**MATERIAL SUPPLIED:**
>>
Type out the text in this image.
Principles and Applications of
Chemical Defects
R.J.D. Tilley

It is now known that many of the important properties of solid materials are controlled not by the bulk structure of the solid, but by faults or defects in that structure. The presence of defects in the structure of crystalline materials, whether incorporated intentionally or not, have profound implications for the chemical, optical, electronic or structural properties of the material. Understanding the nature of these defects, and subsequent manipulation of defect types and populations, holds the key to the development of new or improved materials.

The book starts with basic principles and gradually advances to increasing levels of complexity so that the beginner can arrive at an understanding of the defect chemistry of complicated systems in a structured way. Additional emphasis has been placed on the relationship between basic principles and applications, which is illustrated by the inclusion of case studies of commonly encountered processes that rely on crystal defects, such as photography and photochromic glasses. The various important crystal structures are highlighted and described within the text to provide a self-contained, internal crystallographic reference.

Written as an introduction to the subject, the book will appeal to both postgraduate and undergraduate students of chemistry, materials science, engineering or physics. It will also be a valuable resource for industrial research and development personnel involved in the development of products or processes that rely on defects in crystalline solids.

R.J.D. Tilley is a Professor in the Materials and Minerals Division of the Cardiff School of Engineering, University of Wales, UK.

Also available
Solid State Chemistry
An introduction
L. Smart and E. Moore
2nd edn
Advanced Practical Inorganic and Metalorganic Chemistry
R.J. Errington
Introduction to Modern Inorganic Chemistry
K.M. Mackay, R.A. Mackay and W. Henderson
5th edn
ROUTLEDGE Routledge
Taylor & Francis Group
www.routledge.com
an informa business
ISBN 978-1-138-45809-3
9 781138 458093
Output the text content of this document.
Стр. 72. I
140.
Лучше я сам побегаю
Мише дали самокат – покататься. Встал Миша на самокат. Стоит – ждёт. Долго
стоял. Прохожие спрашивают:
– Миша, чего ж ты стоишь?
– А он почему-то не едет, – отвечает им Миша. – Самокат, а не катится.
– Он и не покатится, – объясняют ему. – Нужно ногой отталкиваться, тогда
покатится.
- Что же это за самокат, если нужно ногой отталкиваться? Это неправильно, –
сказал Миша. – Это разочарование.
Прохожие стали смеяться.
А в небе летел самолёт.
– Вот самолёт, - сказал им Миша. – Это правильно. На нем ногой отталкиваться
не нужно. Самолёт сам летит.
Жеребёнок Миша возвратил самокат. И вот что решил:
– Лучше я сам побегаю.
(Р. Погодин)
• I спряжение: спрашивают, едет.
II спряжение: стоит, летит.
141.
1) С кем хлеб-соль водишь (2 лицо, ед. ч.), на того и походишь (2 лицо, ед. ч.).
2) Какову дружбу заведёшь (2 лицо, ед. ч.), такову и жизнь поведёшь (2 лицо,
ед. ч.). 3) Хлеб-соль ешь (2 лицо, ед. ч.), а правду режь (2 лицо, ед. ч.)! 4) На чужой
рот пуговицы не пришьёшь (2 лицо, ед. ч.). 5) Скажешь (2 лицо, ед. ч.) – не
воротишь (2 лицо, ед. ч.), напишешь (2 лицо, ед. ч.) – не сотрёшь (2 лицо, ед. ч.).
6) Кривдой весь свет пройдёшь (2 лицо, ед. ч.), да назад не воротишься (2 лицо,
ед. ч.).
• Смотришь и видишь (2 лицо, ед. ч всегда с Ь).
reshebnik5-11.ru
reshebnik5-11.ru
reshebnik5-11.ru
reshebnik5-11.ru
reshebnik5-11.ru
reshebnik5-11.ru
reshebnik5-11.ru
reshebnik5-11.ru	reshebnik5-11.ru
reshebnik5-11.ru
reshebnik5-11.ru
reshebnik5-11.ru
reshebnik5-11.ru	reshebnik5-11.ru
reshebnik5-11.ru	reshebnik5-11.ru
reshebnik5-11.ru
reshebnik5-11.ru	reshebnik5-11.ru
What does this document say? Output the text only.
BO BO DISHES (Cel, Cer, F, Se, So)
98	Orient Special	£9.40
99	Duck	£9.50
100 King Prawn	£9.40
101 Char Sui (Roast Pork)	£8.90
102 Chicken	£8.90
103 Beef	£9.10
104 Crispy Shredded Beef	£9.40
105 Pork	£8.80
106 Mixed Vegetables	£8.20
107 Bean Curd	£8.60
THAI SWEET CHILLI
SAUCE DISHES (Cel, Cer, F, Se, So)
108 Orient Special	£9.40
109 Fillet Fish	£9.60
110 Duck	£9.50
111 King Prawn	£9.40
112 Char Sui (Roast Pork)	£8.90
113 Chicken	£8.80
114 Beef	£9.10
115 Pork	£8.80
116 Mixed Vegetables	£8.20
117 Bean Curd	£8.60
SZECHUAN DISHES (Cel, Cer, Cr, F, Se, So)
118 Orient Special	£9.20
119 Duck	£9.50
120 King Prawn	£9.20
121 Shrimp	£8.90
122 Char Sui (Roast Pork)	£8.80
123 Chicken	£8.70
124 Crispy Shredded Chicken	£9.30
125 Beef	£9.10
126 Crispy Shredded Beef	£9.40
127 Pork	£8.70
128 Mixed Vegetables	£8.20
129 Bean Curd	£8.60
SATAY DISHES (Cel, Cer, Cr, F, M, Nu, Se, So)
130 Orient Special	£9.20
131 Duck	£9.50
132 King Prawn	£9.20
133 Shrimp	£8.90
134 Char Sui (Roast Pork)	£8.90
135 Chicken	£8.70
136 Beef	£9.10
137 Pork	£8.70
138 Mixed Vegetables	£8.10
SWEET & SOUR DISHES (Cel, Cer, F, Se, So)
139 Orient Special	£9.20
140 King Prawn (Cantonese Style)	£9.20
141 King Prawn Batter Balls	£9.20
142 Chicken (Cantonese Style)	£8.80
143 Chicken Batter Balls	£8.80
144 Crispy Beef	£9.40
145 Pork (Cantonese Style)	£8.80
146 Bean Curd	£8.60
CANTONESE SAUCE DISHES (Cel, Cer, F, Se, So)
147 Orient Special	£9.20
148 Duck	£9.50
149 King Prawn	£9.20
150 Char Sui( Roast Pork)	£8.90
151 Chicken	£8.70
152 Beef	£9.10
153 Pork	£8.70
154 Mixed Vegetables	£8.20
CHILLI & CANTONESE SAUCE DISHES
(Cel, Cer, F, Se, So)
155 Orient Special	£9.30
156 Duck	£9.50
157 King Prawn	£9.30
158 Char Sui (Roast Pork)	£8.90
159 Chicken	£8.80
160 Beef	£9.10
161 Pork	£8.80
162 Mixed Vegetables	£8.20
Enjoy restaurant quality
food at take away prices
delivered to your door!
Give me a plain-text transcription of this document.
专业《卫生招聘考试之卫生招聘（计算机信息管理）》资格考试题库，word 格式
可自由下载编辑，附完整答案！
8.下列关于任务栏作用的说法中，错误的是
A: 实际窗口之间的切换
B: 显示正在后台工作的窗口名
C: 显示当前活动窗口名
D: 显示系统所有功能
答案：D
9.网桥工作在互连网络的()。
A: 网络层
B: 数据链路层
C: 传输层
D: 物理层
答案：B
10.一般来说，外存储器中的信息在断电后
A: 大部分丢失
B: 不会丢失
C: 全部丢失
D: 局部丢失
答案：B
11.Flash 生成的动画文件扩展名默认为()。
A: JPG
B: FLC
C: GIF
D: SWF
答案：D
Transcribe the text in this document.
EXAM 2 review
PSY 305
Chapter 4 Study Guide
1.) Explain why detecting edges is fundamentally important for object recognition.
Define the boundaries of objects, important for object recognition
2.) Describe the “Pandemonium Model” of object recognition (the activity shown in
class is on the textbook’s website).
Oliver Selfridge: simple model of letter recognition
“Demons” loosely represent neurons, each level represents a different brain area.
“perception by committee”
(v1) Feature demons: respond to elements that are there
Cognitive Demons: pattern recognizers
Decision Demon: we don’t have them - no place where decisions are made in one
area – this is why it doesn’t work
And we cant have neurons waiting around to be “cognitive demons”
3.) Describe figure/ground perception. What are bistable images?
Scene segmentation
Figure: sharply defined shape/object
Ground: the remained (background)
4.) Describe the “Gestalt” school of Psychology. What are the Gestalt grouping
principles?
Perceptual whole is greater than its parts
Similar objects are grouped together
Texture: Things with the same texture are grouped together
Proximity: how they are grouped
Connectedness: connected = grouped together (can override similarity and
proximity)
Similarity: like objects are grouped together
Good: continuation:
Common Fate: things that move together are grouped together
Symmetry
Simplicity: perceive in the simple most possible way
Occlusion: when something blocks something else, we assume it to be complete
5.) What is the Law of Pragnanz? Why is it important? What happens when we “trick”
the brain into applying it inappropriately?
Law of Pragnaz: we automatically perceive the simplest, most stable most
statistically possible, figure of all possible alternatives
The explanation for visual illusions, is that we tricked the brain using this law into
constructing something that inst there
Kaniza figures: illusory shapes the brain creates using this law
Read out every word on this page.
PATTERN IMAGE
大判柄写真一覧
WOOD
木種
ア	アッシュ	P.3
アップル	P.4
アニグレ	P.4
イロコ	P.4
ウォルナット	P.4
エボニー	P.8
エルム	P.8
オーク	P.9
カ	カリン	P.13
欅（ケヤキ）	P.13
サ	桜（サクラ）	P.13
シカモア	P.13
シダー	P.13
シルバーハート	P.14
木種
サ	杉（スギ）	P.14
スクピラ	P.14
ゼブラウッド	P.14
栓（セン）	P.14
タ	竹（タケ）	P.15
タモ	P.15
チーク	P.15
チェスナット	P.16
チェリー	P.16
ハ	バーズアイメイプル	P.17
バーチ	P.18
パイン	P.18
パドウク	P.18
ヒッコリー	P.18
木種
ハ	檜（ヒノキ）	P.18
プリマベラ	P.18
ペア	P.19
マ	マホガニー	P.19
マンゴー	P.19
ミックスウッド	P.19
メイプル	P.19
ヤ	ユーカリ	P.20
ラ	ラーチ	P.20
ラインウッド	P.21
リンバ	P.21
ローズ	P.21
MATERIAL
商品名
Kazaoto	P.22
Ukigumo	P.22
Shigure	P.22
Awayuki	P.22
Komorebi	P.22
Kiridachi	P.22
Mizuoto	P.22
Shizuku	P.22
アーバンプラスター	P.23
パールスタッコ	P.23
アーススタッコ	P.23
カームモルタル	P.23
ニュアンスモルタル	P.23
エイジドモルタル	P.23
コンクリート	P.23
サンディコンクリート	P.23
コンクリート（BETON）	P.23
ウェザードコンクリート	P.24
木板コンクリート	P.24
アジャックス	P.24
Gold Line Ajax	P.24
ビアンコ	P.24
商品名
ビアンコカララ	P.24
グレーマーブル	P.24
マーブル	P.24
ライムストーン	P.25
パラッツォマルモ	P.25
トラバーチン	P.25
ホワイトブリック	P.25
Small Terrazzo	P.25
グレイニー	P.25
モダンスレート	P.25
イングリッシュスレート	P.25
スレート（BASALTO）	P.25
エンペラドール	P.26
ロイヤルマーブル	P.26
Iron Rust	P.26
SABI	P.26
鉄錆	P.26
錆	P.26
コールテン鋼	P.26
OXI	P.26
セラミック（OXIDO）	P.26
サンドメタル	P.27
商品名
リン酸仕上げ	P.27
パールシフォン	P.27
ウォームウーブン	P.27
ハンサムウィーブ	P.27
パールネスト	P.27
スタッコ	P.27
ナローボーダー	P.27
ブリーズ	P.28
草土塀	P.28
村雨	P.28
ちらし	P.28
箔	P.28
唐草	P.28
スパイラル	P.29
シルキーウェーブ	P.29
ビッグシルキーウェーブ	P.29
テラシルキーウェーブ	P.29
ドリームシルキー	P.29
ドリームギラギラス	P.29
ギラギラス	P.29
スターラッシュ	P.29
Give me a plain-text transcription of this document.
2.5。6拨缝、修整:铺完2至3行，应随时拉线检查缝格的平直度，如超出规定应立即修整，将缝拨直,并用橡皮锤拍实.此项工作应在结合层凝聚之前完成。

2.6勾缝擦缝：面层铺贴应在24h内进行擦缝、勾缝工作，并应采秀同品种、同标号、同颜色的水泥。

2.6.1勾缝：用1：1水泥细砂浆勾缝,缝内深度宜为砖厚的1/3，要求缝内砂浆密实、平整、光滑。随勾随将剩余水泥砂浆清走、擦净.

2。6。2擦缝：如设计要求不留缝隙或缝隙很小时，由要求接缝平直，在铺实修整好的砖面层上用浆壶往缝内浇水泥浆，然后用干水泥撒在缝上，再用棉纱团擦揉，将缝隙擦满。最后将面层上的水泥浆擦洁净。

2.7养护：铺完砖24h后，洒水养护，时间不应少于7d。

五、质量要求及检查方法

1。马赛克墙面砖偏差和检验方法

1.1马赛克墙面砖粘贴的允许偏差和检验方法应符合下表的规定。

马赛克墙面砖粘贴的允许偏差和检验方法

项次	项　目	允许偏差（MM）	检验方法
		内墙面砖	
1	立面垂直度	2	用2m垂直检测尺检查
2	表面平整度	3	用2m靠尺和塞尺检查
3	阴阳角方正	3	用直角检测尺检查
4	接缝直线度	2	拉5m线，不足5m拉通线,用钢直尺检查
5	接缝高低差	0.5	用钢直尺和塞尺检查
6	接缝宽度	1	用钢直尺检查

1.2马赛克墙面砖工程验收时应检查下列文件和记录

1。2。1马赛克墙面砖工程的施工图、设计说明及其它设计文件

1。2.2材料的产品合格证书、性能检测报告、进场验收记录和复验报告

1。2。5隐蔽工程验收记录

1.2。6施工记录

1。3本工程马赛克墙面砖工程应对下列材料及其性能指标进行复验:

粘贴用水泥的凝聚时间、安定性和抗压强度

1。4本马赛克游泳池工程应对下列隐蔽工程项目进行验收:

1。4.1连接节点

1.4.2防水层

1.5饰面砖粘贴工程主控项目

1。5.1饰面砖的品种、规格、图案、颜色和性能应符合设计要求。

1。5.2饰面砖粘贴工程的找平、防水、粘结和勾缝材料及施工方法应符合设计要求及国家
<<
**EXERCISE DIRECTIONS:** Of the lines in the entries, how many include the word "into"? State only the number.

**ANSWER:** 2